WHAT YOU HAVE TO DO: Repeat the listing that follows, character for character, minus the pictures.

Records from a dataset:
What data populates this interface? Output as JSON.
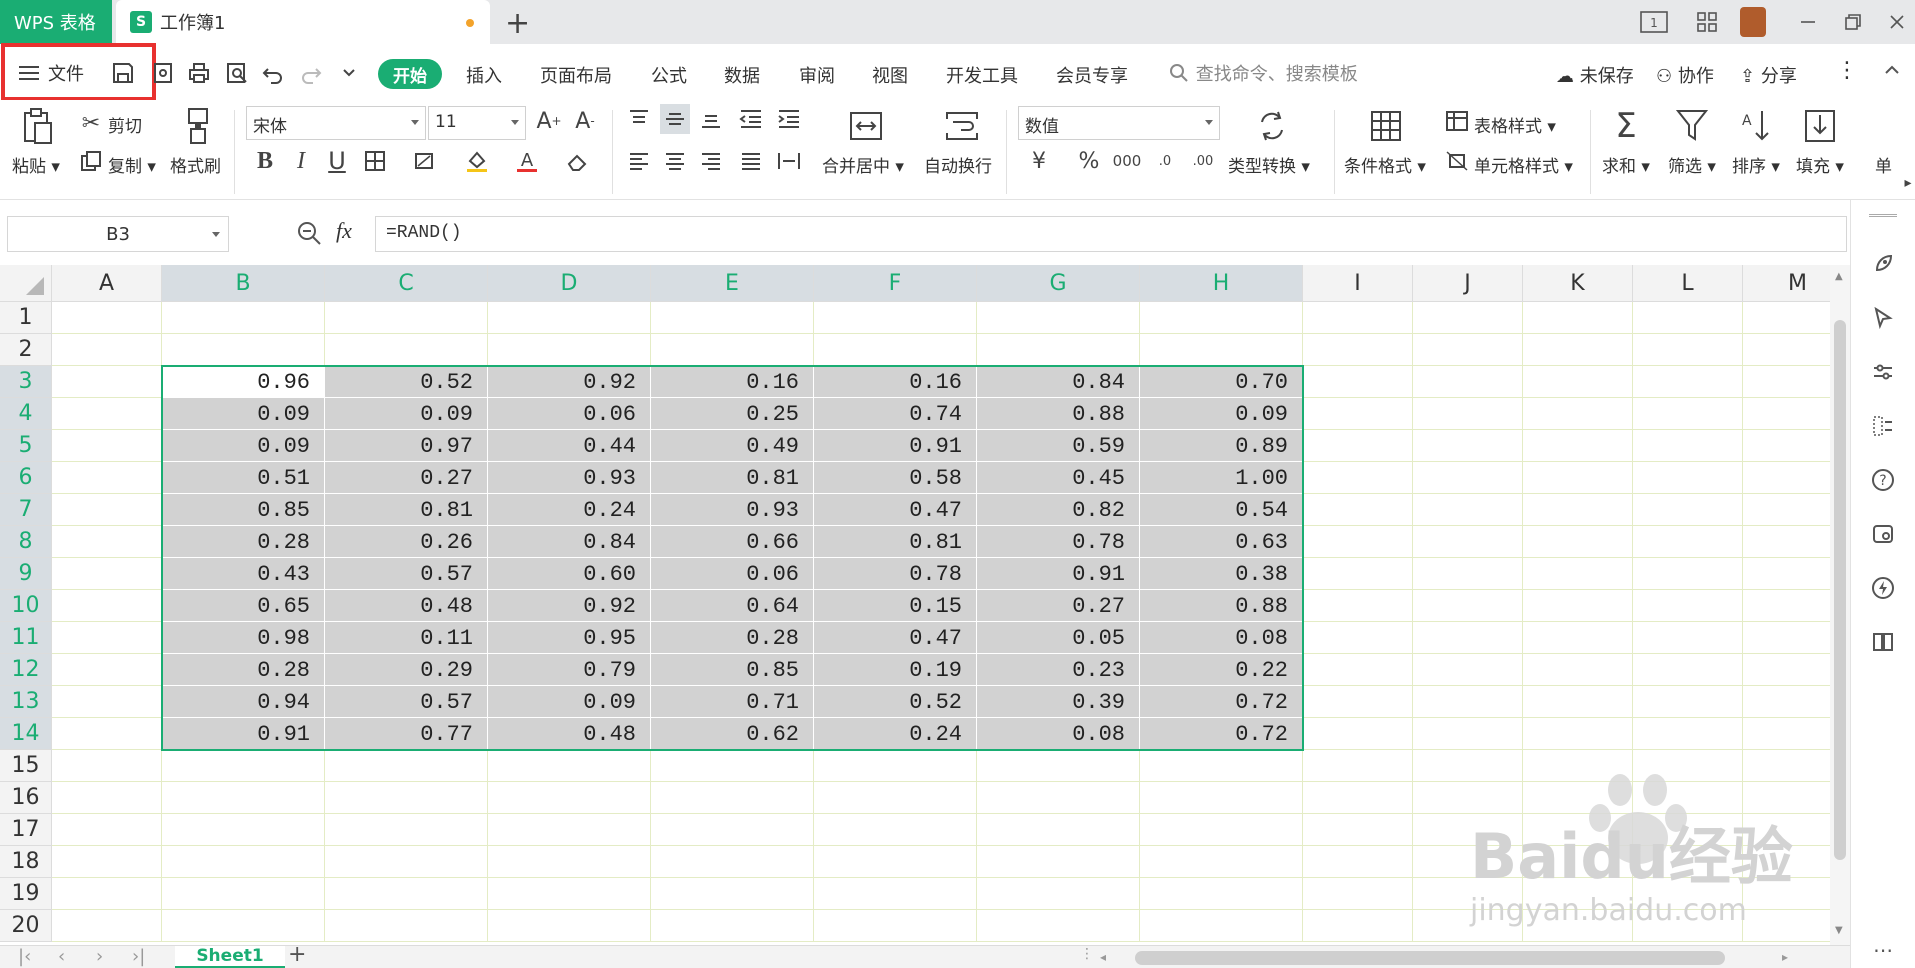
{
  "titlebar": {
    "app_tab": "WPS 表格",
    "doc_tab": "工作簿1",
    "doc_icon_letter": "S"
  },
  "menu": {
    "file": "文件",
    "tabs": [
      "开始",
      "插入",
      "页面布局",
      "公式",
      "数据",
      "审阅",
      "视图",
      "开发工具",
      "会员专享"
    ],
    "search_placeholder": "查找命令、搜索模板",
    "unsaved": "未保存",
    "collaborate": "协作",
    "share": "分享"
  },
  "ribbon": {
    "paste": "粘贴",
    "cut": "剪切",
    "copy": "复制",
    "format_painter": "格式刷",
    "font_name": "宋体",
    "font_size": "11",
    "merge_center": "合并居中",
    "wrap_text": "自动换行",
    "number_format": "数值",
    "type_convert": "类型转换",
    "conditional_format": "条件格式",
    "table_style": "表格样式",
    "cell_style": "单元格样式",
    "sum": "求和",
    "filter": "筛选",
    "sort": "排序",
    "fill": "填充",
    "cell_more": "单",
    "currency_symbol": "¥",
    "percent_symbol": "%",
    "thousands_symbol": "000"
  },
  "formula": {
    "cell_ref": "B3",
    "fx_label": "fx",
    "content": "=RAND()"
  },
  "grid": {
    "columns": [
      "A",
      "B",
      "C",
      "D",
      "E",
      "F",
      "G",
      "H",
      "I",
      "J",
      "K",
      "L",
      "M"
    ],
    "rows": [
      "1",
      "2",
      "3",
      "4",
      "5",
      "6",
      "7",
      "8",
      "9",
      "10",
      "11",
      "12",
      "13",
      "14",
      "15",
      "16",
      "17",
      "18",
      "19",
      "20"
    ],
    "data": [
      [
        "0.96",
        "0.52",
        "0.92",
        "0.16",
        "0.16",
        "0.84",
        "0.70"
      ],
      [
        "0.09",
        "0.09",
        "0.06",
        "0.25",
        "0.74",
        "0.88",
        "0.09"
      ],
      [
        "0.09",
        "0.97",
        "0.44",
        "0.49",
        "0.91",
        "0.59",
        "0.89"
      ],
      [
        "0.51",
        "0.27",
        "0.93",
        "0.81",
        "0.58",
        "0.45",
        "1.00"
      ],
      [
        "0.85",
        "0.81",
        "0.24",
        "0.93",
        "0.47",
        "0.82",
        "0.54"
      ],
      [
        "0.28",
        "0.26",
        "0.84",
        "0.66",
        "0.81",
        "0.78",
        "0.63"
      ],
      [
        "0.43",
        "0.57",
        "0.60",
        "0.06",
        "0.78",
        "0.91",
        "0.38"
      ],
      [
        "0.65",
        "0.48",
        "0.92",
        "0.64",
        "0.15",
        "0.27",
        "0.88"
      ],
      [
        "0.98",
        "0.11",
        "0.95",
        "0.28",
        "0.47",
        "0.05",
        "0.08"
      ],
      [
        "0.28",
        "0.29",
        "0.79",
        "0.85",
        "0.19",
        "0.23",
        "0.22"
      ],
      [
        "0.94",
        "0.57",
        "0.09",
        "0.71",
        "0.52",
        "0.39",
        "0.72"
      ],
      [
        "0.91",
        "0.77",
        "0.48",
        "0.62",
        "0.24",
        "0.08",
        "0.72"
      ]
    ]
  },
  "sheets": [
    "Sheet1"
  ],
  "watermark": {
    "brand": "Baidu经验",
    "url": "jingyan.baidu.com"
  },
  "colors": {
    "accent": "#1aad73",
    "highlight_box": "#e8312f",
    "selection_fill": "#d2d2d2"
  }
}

FINAL RESULT:
What data populates this interface? Output as JSON.
{
  "titlebar": {
    "app_tab": "WPS 表格",
    "doc_tab": "工作簿1",
    "doc_icon_letter": "S"
  },
  "menu": {
    "file": "文件",
    "tabs": [
      "开始",
      "插入",
      "页面布局",
      "公式",
      "数据",
      "审阅",
      "视图",
      "开发工具",
      "会员专享"
    ],
    "search_placeholder": "查找命令、搜索模板",
    "unsaved": "未保存",
    "collaborate": "协作",
    "share": "分享"
  },
  "ribbon": {
    "paste": "粘贴",
    "cut": "剪切",
    "copy": "复制",
    "format_painter": "格式刷",
    "font_name": "宋体",
    "font_size": "11",
    "merge_center": "合并居中",
    "wrap_text": "自动换行",
    "number_format": "数值",
    "type_convert": "类型转换",
    "conditional_format": "条件格式",
    "table_style": "表格样式",
    "cell_style": "单元格样式",
    "sum": "求和",
    "filter": "筛选",
    "sort": "排序",
    "fill": "填充",
    "cell_more": "单",
    "currency_symbol": "¥",
    "percent_symbol": "%",
    "thousands_symbol": "000"
  },
  "formula": {
    "cell_ref": "B3",
    "fx_label": "fx",
    "content": "=RAND()"
  },
  "grid": {
    "columns": [
      "A",
      "B",
      "C",
      "D",
      "E",
      "F",
      "G",
      "H",
      "I",
      "J",
      "K",
      "L",
      "M"
    ],
    "rows": [
      "1",
      "2",
      "3",
      "4",
      "5",
      "6",
      "7",
      "8",
      "9",
      "10",
      "11",
      "12",
      "13",
      "14",
      "15",
      "16",
      "17",
      "18",
      "19",
      "20"
    ],
    "data": [
      [
        "0.96",
        "0.52",
        "0.92",
        "0.16",
        "0.16",
        "0.84",
        "0.70"
      ],
      [
        "0.09",
        "0.09",
        "0.06",
        "0.25",
        "0.74",
        "0.88",
        "0.09"
      ],
      [
        "0.09",
        "0.97",
        "0.44",
        "0.49",
        "0.91",
        "0.59",
        "0.89"
      ],
      [
        "0.51",
        "0.27",
        "0.93",
        "0.81",
        "0.58",
        "0.45",
        "1.00"
      ],
      [
        "0.85",
        "0.81",
        "0.24",
        "0.93",
        "0.47",
        "0.82",
        "0.54"
      ],
      [
        "0.28",
        "0.26",
        "0.84",
        "0.66",
        "0.81",
        "0.78",
        "0.63"
      ],
      [
        "0.43",
        "0.57",
        "0.60",
        "0.06",
        "0.78",
        "0.91",
        "0.38"
      ],
      [
        "0.65",
        "0.48",
        "0.92",
        "0.64",
        "0.15",
        "0.27",
        "0.88"
      ],
      [
        "0.98",
        "0.11",
        "0.95",
        "0.28",
        "0.47",
        "0.05",
        "0.08"
      ],
      [
        "0.28",
        "0.29",
        "0.79",
        "0.85",
        "0.19",
        "0.23",
        "0.22"
      ],
      [
        "0.94",
        "0.57",
        "0.09",
        "0.71",
        "0.52",
        "0.39",
        "0.72"
      ],
      [
        "0.91",
        "0.77",
        "0.48",
        "0.62",
        "0.24",
        "0.08",
        "0.72"
      ]
    ]
  },
  "sheets": [
    "Sheet1"
  ],
  "watermark": {
    "brand": "Baidu经验",
    "url": "jingyan.baidu.com"
  },
  "colors": {
    "accent": "#1aad73",
    "highlight_box": "#e8312f",
    "selection_fill": "#d2d2d2"
  }
}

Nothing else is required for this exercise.